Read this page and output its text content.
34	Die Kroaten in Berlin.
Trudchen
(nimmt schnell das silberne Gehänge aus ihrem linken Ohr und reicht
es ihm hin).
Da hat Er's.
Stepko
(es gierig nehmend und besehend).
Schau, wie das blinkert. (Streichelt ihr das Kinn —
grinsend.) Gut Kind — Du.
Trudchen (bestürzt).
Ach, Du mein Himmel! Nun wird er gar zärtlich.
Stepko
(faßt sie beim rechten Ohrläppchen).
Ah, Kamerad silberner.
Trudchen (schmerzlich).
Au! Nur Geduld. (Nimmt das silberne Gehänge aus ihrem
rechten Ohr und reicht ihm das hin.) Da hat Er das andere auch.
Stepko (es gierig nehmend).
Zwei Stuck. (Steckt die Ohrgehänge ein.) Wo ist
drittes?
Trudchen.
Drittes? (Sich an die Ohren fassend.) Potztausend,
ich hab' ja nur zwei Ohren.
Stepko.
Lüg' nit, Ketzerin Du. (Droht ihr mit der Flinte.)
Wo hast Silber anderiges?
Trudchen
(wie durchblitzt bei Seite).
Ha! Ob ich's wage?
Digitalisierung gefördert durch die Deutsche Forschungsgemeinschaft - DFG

------------------------------------------------------------------------

WRITTEN REQUEST:
In the listing above, find the lines holding the word "nehmend" and copy them.

COMPLETED EXERCISE:
(es gierig nehmend und besehend).
Stepko (es gierig nehmend).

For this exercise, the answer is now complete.